Output only the count of lines that contain "concrete".

#### Stored data

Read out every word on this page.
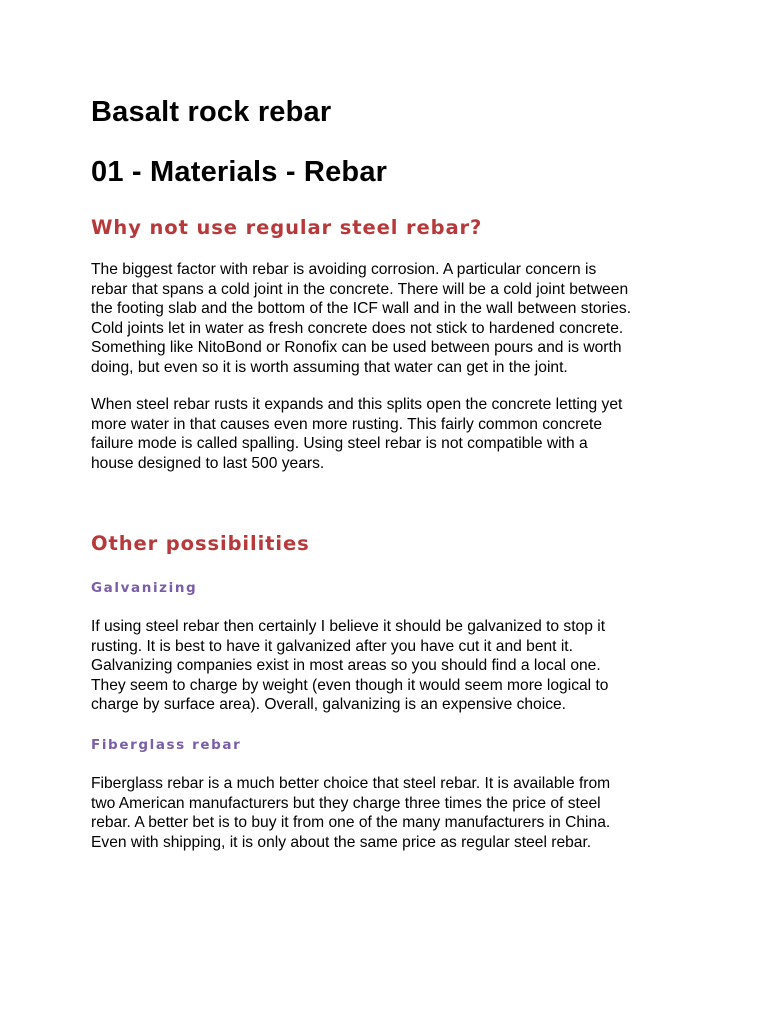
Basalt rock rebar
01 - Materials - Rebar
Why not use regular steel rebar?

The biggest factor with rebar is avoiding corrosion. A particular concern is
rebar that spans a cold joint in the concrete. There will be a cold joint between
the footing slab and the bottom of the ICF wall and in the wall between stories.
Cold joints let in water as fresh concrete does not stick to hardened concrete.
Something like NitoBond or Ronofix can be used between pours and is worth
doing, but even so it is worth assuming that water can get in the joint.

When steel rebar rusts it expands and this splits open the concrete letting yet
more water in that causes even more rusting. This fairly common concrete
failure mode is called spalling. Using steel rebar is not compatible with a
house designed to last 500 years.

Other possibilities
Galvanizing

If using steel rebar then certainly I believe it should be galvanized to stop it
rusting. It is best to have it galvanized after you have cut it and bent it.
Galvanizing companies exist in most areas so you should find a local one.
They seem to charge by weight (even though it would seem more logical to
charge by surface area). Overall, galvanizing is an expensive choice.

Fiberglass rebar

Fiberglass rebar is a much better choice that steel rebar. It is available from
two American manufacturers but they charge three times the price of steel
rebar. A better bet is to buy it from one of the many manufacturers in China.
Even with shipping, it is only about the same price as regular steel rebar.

########
#### Stored data

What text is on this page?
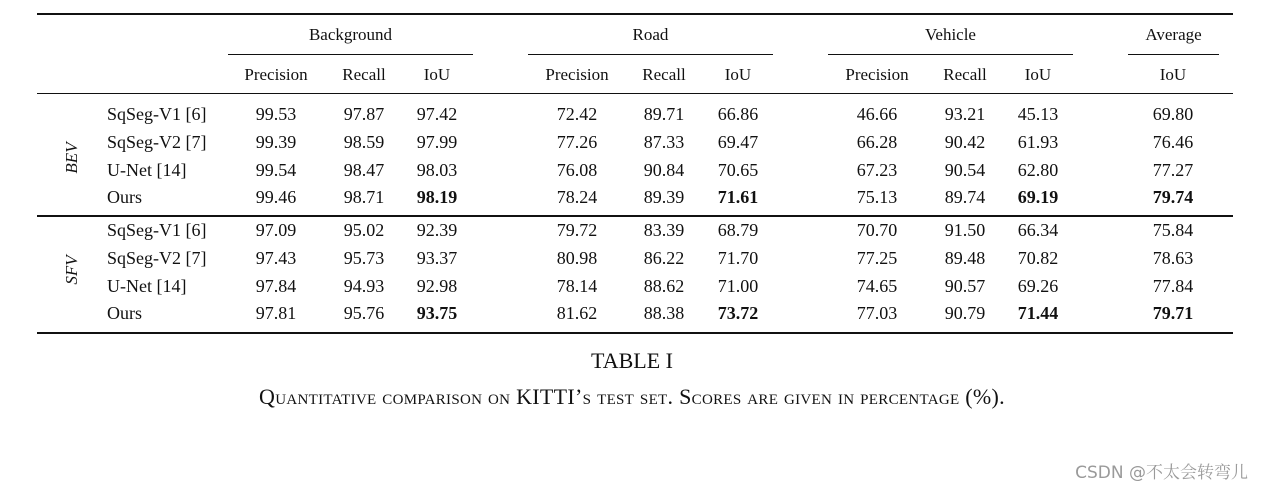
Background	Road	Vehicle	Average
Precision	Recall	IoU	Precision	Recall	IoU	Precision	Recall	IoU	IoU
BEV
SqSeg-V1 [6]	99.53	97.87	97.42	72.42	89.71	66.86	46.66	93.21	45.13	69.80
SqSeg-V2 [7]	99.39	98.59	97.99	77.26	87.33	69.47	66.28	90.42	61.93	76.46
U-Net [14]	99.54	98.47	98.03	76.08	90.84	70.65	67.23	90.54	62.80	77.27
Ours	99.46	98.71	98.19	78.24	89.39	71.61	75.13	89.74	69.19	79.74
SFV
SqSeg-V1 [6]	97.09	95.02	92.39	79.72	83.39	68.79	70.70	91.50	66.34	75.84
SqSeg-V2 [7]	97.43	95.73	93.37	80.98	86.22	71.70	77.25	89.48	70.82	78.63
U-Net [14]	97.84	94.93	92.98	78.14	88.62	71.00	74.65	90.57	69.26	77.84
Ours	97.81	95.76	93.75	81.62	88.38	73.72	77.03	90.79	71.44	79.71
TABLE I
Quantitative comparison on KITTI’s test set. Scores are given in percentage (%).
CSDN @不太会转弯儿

########

Reply: 4